(Stored data entries)

——————————

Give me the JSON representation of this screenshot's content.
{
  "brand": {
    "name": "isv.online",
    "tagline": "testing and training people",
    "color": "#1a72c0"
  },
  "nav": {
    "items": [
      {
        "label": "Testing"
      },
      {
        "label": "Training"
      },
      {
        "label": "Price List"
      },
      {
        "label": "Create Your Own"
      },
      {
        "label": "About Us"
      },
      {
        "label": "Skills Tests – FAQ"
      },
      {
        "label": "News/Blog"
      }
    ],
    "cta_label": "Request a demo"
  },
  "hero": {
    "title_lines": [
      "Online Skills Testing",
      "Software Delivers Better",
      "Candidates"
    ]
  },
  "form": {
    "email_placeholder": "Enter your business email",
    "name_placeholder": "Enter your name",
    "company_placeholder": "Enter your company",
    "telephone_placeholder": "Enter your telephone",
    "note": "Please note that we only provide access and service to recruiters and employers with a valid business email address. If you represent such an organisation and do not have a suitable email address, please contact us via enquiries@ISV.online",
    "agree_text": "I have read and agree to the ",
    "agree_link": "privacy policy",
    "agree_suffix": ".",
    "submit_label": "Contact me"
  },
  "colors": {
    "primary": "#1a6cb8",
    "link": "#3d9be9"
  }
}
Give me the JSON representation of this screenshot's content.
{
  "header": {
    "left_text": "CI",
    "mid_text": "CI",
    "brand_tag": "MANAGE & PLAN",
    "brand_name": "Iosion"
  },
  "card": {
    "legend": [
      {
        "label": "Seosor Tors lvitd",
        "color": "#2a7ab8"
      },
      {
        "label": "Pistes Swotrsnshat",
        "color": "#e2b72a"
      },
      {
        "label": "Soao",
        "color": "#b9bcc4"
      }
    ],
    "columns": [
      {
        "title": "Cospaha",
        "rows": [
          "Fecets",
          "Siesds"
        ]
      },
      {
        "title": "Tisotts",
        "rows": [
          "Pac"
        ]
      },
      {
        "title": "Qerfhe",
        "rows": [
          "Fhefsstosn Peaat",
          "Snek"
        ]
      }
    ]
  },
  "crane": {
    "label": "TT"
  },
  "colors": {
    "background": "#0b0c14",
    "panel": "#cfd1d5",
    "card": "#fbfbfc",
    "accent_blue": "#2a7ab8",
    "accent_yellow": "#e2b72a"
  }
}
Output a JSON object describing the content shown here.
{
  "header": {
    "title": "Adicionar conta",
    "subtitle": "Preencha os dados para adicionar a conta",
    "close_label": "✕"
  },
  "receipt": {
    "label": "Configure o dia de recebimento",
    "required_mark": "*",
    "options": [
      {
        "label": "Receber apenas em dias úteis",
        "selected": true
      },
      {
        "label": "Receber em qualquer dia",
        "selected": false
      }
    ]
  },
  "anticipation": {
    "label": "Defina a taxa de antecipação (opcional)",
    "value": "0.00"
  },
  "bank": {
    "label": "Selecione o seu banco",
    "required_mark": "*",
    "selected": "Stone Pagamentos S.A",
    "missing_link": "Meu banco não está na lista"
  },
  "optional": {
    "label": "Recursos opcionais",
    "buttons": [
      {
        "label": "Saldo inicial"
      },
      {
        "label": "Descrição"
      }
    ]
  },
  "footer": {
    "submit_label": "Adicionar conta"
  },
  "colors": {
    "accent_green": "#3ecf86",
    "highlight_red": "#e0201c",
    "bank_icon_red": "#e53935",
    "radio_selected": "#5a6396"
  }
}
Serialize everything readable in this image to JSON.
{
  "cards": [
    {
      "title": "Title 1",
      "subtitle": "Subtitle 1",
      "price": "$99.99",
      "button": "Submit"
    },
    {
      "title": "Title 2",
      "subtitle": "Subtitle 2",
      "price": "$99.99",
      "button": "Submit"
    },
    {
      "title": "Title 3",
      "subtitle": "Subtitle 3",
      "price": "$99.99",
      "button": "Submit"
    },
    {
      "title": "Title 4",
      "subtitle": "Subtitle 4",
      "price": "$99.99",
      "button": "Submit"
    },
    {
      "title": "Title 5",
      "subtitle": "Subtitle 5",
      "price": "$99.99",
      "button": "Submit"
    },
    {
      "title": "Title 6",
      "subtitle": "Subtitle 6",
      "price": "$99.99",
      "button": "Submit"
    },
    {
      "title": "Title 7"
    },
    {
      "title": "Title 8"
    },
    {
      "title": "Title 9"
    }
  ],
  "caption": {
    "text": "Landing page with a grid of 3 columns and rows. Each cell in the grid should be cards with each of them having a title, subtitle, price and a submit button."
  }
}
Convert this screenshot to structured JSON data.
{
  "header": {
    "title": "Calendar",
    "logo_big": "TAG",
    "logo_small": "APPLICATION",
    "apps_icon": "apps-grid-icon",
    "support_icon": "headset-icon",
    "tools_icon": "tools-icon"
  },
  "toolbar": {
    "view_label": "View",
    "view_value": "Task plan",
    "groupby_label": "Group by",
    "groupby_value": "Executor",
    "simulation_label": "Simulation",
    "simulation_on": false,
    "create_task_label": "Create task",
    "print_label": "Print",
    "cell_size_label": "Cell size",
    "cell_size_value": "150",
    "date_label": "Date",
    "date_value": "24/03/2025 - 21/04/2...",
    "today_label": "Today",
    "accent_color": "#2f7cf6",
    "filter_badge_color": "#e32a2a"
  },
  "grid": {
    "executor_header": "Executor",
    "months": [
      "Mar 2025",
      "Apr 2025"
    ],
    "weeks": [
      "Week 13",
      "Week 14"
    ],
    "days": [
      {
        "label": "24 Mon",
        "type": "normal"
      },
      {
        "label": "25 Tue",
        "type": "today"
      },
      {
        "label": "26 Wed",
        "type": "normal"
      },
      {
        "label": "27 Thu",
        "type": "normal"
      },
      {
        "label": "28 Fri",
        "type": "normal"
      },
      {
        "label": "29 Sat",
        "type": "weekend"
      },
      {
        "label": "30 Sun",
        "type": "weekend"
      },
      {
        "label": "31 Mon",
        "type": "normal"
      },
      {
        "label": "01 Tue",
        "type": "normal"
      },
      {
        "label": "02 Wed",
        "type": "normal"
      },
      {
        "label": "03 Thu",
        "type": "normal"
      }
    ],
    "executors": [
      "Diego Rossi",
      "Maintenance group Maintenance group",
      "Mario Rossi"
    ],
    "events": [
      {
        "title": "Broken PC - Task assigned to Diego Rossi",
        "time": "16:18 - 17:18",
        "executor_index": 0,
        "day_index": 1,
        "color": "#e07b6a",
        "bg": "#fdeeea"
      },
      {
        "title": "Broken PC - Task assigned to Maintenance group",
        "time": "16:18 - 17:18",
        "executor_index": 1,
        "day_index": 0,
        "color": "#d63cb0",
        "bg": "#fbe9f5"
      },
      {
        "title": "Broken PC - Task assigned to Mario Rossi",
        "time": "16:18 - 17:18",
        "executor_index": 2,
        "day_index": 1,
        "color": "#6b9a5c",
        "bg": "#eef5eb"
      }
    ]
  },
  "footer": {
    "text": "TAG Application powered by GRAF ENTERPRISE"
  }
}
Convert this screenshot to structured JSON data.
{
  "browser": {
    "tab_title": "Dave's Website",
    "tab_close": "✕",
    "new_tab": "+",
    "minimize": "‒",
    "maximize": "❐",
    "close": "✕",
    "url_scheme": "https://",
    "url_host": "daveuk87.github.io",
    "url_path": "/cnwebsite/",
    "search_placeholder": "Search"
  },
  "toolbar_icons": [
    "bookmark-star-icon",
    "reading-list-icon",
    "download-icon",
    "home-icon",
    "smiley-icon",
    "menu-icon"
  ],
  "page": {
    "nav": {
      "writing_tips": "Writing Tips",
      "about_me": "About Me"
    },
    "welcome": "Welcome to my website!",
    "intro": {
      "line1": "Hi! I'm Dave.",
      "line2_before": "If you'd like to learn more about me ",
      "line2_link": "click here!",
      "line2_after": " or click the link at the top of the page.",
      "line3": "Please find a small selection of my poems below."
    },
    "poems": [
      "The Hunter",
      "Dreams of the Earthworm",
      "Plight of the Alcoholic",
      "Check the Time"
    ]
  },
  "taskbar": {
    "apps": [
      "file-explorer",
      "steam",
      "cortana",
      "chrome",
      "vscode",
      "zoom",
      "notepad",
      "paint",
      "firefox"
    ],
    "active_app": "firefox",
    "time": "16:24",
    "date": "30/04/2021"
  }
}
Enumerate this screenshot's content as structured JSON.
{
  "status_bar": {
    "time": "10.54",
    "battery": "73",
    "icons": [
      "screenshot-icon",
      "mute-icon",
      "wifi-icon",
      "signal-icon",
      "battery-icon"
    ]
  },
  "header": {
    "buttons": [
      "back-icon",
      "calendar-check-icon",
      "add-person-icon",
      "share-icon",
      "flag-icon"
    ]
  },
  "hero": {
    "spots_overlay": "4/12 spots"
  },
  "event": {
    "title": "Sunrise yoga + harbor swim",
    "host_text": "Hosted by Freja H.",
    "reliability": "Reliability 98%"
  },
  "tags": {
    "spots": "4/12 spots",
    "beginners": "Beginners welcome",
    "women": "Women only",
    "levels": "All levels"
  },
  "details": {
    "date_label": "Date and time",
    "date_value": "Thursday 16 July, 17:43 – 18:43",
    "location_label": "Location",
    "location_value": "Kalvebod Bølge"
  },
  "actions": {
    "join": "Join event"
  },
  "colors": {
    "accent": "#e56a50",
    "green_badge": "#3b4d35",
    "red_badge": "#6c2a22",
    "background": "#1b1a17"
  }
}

——————————

_Task_: Lines that hold "content" are the ones to copy; find all of them.

_Exercise output_:
Give me the JSON representation of this screenshot's content.
Give me the JSON representation of this screenshot's content.
Output a JSON object describing the content shown here.
Enumerate this screenshot's content as structured JSON.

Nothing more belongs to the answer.